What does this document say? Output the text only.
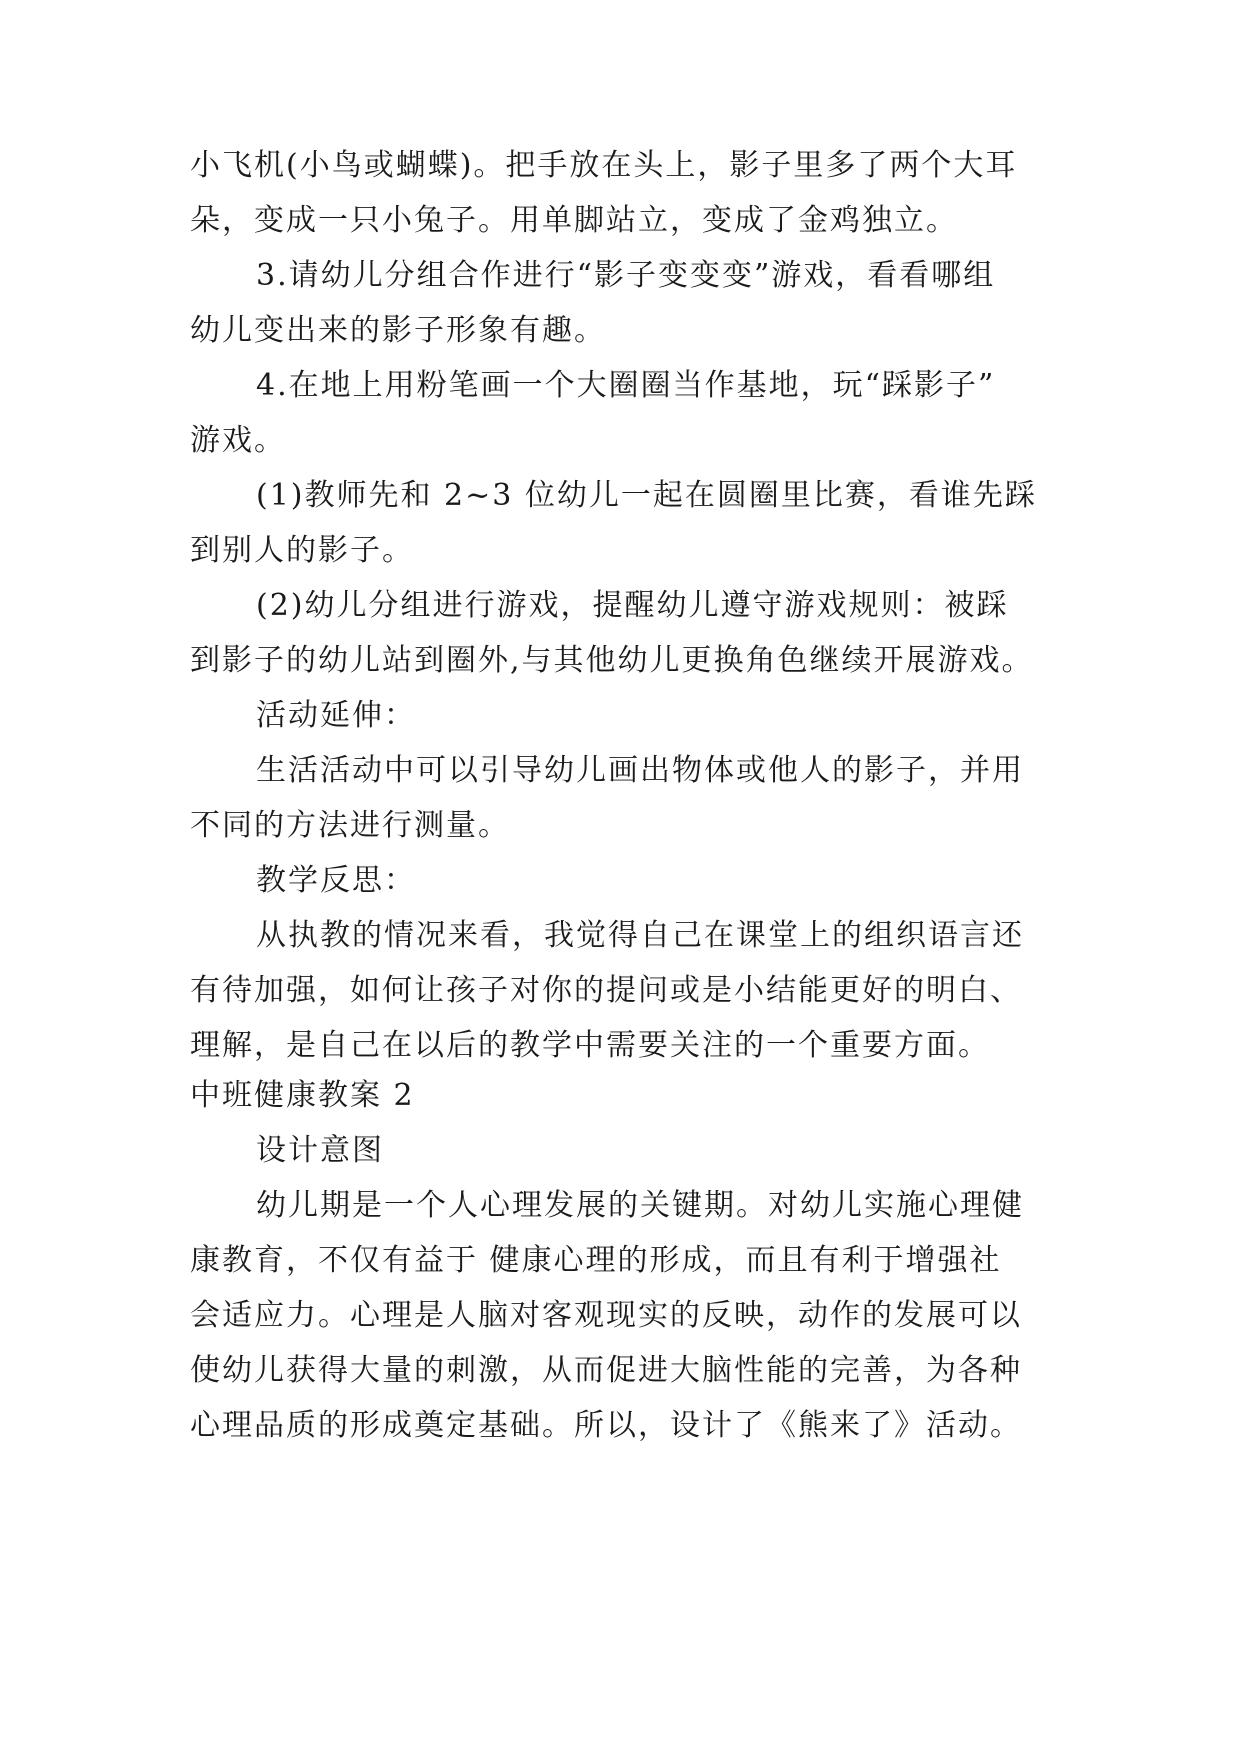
小飞机(小鸟或蝴蝶)。把手放在头上，影子里多了两个大耳
朵，变成一只小兔子。用单脚站立，变成了金鸡独立。
3.请幼儿分组合作进行“影子变变变”游戏，看看哪组
幼儿变出来的影子形象有趣。
4.在地上用粉笔画一个大圈圈当作基地，玩“踩影子”
游戏。
(1)教师先和 2~3 位幼儿一起在圆圈里比赛，看谁先踩
到别人的影子。
(2)幼儿分组进行游戏，提醒幼儿遵守游戏规则：被踩
到影子的幼儿站到圈外,与其他幼儿更换角色继续开展游戏。
活动延伸：
生活活动中可以引导幼儿画出物体或他人的影子，并用
不同的方法进行测量。
教学反思：
从执教的情况来看，我觉得自己在课堂上的组织语言还
有待加强，如何让孩子对你的提问或是小结能更好的明白、
理解，是自己在以后的教学中需要关注的一个重要方面。
中班健康教案 2
设计意图
幼儿期是一个人心理发展的关键期。对幼儿实施心理健
康教育，不仅有益于 健康心理的形成，而且有利于增强社
会适应力。心理是人脑对客观现实的反映，动作的发展可以
使幼儿获得大量的刺激，从而促进大脑性能的完善，为各种
心理品质的形成奠定基础。所以，设计了《熊来了》活动。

● **Exercise details**: Without the pictures, transcribe the listing above exactly.

● **Expected answer**:
What does this document say? Output the text only.
小飞机(小鸟或蝴蝶)。把手放在头上，影子里多了两个大耳
朵，变成一只小兔子。用单脚站立，变成了金鸡独立。
3.请幼儿分组合作进行“影子变变变”游戏，看看哪组
幼儿变出来的影子形象有趣。
4.在地上用粉笔画一个大圈圈当作基地，玩“踩影子”
游戏。
(1)教师先和 2~3 位幼儿一起在圆圈里比赛，看谁先踩
到别人的影子。
(2)幼儿分组进行游戏，提醒幼儿遵守游戏规则：被踩
到影子的幼儿站到圈外,与其他幼儿更换角色继续开展游戏。
活动延伸：
生活活动中可以引导幼儿画出物体或他人的影子，并用
不同的方法进行测量。
教学反思：
从执教的情况来看，我觉得自己在课堂上的组织语言还
有待加强，如何让孩子对你的提问或是小结能更好的明白、
理解，是自己在以后的教学中需要关注的一个重要方面。
中班健康教案 2
设计意图
幼儿期是一个人心理发展的关键期。对幼儿实施心理健
康教育，不仅有益于 健康心理的形成，而且有利于增强社
会适应力。心理是人脑对客观现实的反映，动作的发展可以
使幼儿获得大量的刺激，从而促进大脑性能的完善，为各种
心理品质的形成奠定基础。所以，设计了《熊来了》活动。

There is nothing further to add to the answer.